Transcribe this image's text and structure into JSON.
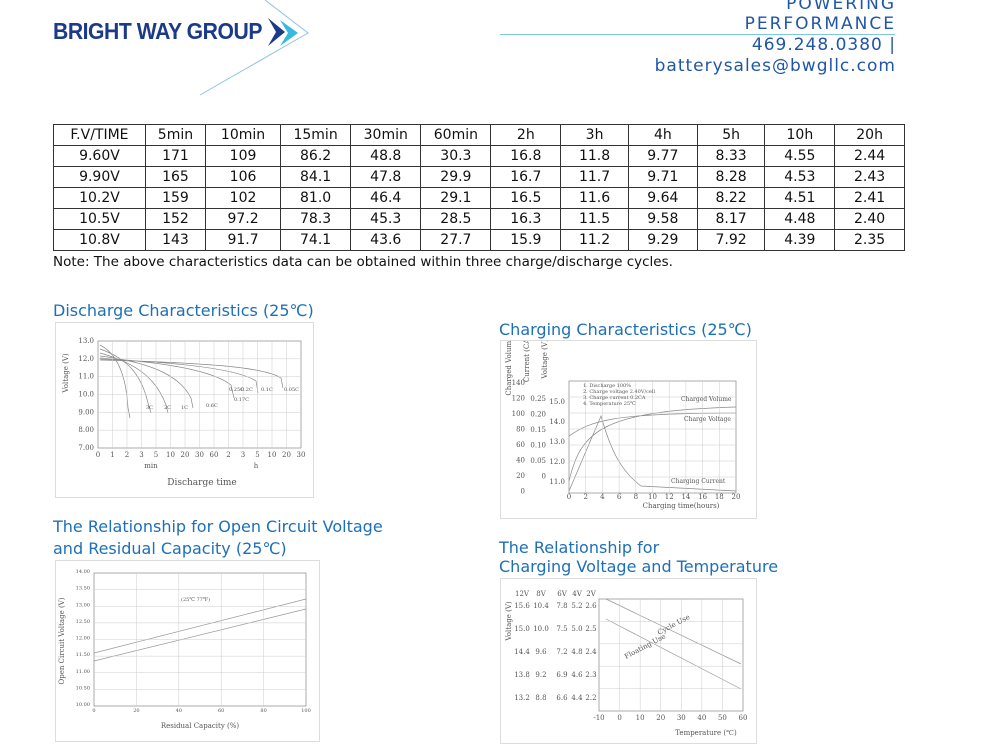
{
  "header": {
    "logo": "BRIGHT WAY GROUP",
    "tagline_1": "POWERING",
    "tagline_2": "PERFORMANCE",
    "phone": "469.248.0380 |",
    "email": "batterysales@bwgllc.com"
  },
  "table": {
    "header": [
      "F.V/TIME",
      "5min",
      "10min",
      "15min",
      "30min",
      "60min",
      "2h",
      "3h",
      "4h",
      "5h",
      "10h",
      "20h"
    ],
    "rows": [
      [
        "9.60V",
        "171",
        "109",
        "86.2",
        "48.8",
        "30.3",
        "16.8",
        "11.8",
        "9.77",
        "8.33",
        "4.55",
        "2.44"
      ],
      [
        "9.90V",
        "165",
        "106",
        "84.1",
        "47.8",
        "29.9",
        "16.7",
        "11.7",
        "9.71",
        "8.28",
        "4.53",
        "2.43"
      ],
      [
        "10.2V",
        "159",
        "102",
        "81.0",
        "46.4",
        "29.1",
        "16.5",
        "11.6",
        "9.64",
        "8.22",
        "4.51",
        "2.41"
      ],
      [
        "10.5V",
        "152",
        "97.2",
        "78.3",
        "45.3",
        "28.5",
        "16.3",
        "11.5",
        "9.58",
        "8.17",
        "4.48",
        "2.40"
      ],
      [
        "10.8V",
        "143",
        "91.7",
        "74.1",
        "43.6",
        "27.7",
        "15.9",
        "11.2",
        "9.29",
        "7.92",
        "4.39",
        "2.35"
      ]
    ],
    "note": "Note: The above characteristics data can be obtained within three charge/discharge cycles."
  },
  "figures": [
    {
      "title": [
        "Discharge Characteristics (25℃)"
      ],
      "y_label": "Voltage (V)",
      "yticks": [
        "13.0",
        "12.0",
        "11.0",
        "10.0",
        "9.00",
        "8.00",
        "7.00"
      ],
      "xticks": [
        "0",
        "1",
        "2",
        "3",
        "5",
        "10",
        "20",
        "30",
        "60",
        "2",
        "3",
        "5",
        "10",
        "20",
        "30"
      ],
      "x_units": [
        "min",
        "h"
      ],
      "x_label": "Discharge time",
      "curve_labels": [
        "3C",
        "2C",
        "1C",
        "0.6C",
        "0.2C",
        "0.1C",
        "0.05C",
        "0.25C",
        "0.17C"
      ]
    },
    {
      "title": [
        "Charging Characteristics (25℃)"
      ],
      "axis_labels": [
        "Charged Volume (%)",
        "Current (CA)",
        "Voltage (V)"
      ],
      "volume_ticks": [
        "140",
        "120",
        "100",
        "80",
        "60",
        "40",
        "20",
        "0"
      ],
      "current_ticks": [
        "0.25",
        "0.20",
        "0.15",
        "0.10",
        "0.05",
        "0"
      ],
      "voltage_ticks": [
        "15.0",
        "14.0",
        "13.0",
        "12.0",
        "11.0"
      ],
      "xticks": [
        "0",
        "2",
        "4",
        "6",
        "8",
        "10",
        "12",
        "14",
        "16",
        "18",
        "20"
      ],
      "x_label": "Charging time(hours)",
      "legend": [
        "1. Discharge 100%",
        "2. Charge voltage 2.40V/cell",
        "3. Charge current 0.2CA",
        "4. Temperature 25℃"
      ],
      "curve_labels": [
        "Charged Volume",
        "Charge Voltage",
        "Charging Current"
      ]
    },
    {
      "title": [
        "The Relationship for Open Circuit Voltage",
        "and Residual Capacity (25℃)"
      ],
      "y_label": "Open Circuit Voltage (V)",
      "yticks": [
        "14.00",
        "13.50",
        "13.00",
        "12.50",
        "12.00",
        "11.50",
        "11.00",
        "10.50",
        "10.00"
      ],
      "xticks": [
        "0",
        "20",
        "40",
        "60",
        "80",
        "100"
      ],
      "x_label": "Residual Capacity (%)",
      "note": "(25℃ 77℉)"
    },
    {
      "title": [
        "The Relationship for",
        "Charging Voltage and Temperature"
      ],
      "y_label": "Voltage (V)",
      "columns": [
        "12V",
        "8V",
        "6V",
        "4V",
        "2V"
      ],
      "rows": [
        [
          "15.6",
          "10.4",
          "7.8",
          "5.2",
          "2.6"
        ],
        [
          "15.0",
          "10.0",
          "7.5",
          "5.0",
          "2.5"
        ],
        [
          "14.4",
          "9.6",
          "7.2",
          "4.8",
          "2.4"
        ],
        [
          "13.8",
          "9.2",
          "6.9",
          "4.6",
          "2.3"
        ],
        [
          "13.2",
          "8.8",
          "6.6",
          "4.4",
          "2.2"
        ]
      ],
      "xticks": [
        "-10",
        "0",
        "10",
        "20",
        "30",
        "40",
        "50",
        "60"
      ],
      "x_label": "Temperature (℃)",
      "curve_labels": [
        "Cycle Use",
        "Floating Use"
      ]
    }
  ]
}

::::

__TASK BRIEF__
Select all lines in the listing that include the word "Capacity".

__FULL ANSWER__
        "and Residual Capacity (25℃)"
      "x_label": "Residual Capacity (%)",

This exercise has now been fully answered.